STATED EXERCISE:
Each line holding the word "σπιτιοῦ" counts once; give the total and nothing more.
━━ RAW RECORDS ━━
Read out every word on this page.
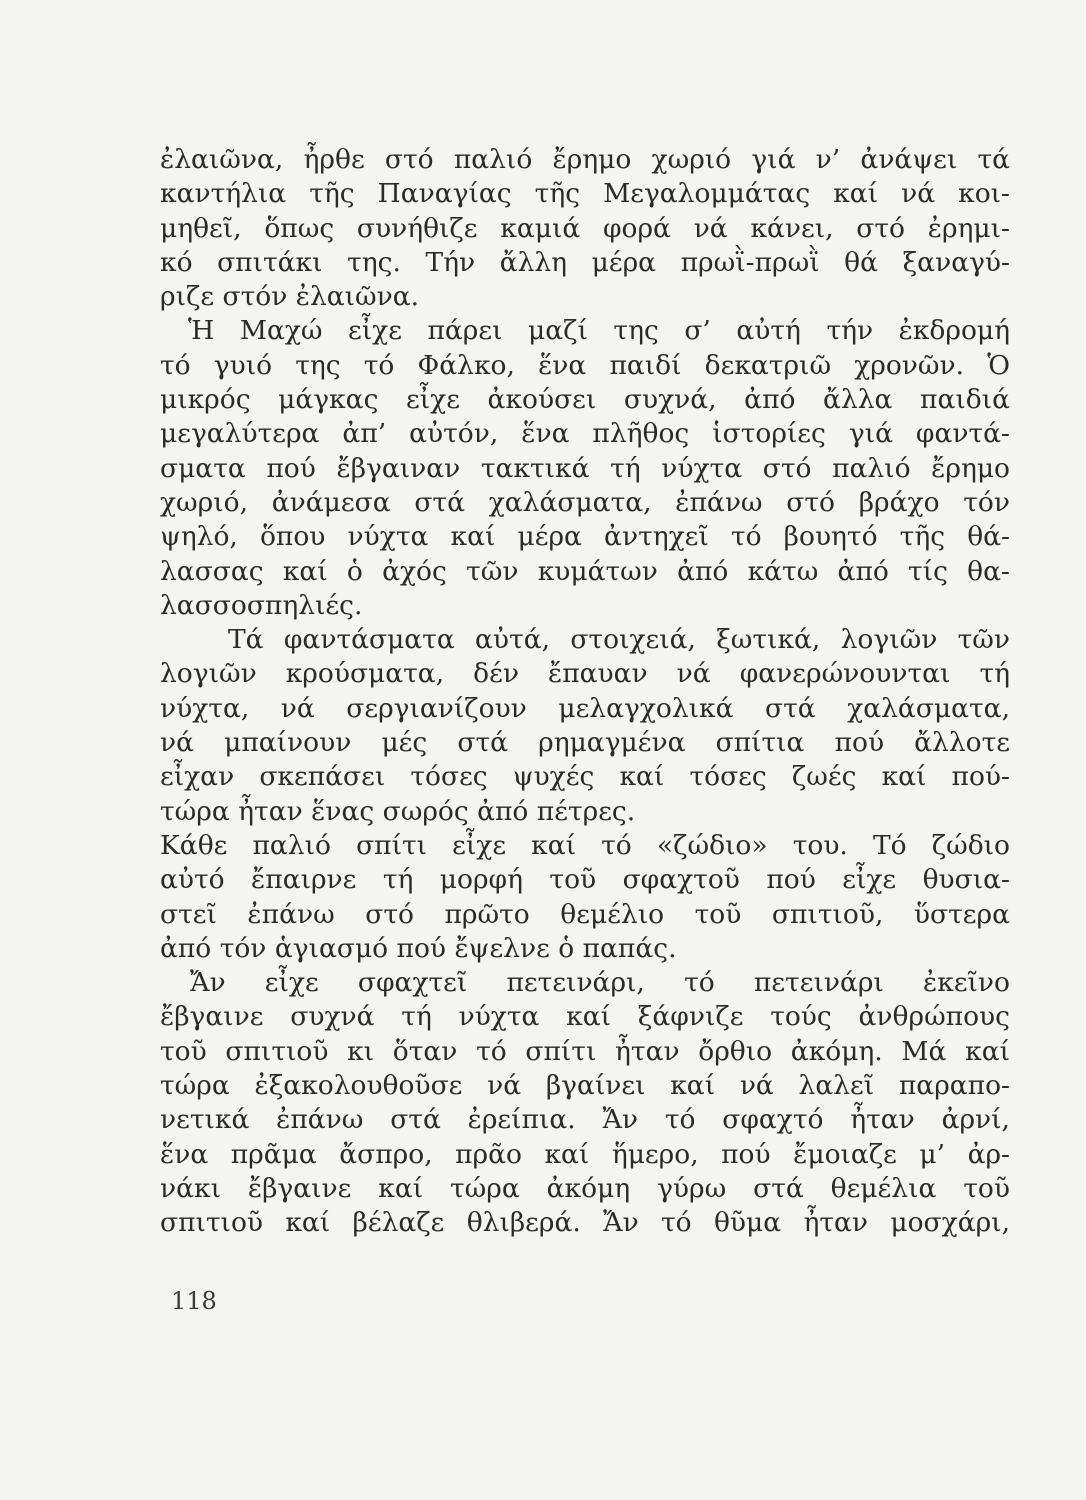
ἐλαιῶνα, ἦρθε στό παλιό ἔρημο χωριό γιά ν’ ἀνάψει τά
καντήλια τῆς Παναγίας τῆς Μεγαλομμάτας καί νά κοι-
μηθεῖ, ὅπως συνήθιζε καμιά φορά νά κάνει, στό ἐρημι-
κό σπιτάκι της. Τήν ἄλλη μέρα πρωῒ-πρωῒ θά ξαναγύ-
ριζε στόν ἐλαιῶνα.
Ἡ Μαχώ εἶχε πάρει μαζί της σ’ αὐτή τήν ἐκδρομή
τό γυιό της τό Φάλκο, ἕνα παιδί δεκατριῶ χρονῶν. Ὁ
μικρός μάγκας εἶχε ἀκούσει συχνά, ἀπό ἄλλα παιδιά
μεγαλύτερα ἀπ’ αὐτόν, ἕνα πλῆθος ἱστορίες γιά φαντά-
σματα πού ἔβγαιναν τακτικά τή νύχτα στό παλιό ἔρημο
χωριό, ἀνάμεσα στά χαλάσματα, ἐπάνω στό βράχο τόν
ψηλό, ὅπου νύχτα καί μέρα ἀντηχεῖ τό βουητό τῆς θά-
λασσας καί ὁ ἀχός τῶν κυμάτων ἀπό κάτω ἀπό τίς θα-
λασσοσπηλιές.
Τά φαντάσματα αὐτά, στοιχειά, ξωτικά, λογιῶν τῶν
λογιῶν κρούσματα, δέν ἔπαυαν νά φανερώνουνται τή
νύχτα, νά σεργιανίζουν μελαγχολικά στά χαλάσματα,
νά μπαίνουν μές στά ρημαγμένα σπίτια πού ἄλλοτε
εἶχαν σκεπάσει τόσες ψυχές καί τόσες ζωές καί πού-
τώρα ἦταν ἕνας σωρός ἀπό πέτρες.
Κάθε παλιό σπίτι εἶχε καί τό «ζώδιο» του. Τό ζώδιο
αὐτό ἔπαιρνε τή μορφή τοῦ σφαχτοῦ πού εἶχε θυσια-
στεῖ ἐπάνω στό πρῶτο θεμέλιο τοῦ σπιτιοῦ, ὕστερα
ἀπό τόν ἁγιασμό πού ἔψελνε ὁ παπάς.
Ἄν εἶχε σφαχτεῖ πετεινάρι, τό πετεινάρι ἐκεῖνο
ἔβγαινε συχνά τή νύχτα καί ξάφνιζε τούς ἀνθρώπους
τοῦ σπιτιοῦ κι ὅταν τό σπίτι ἦταν ὄρθιο ἀκόμη. Μά καί
τώρα ἐξακολουθοῦσε νά βγαίνει καί νά λαλεῖ παραπο-
νετικά ἐπάνω στά ἐρείπια. Ἄν τό σφαχτό ἦταν ἀρνί,
ἕνα πρᾶμα ἄσπρο, πρᾶο καί ἥμερο, πού ἔμοιαζε μ’ ἀρ-
νάκι ἔβγαινε καί τώρα ἀκόμη γύρω στά θεμέλια τοῦ
σπιτιοῦ καί βέλαζε θλιβερά. Ἄν τό θῦμα ἦταν μοσχάρι,
118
━━━
WORKED SOLUTION:
3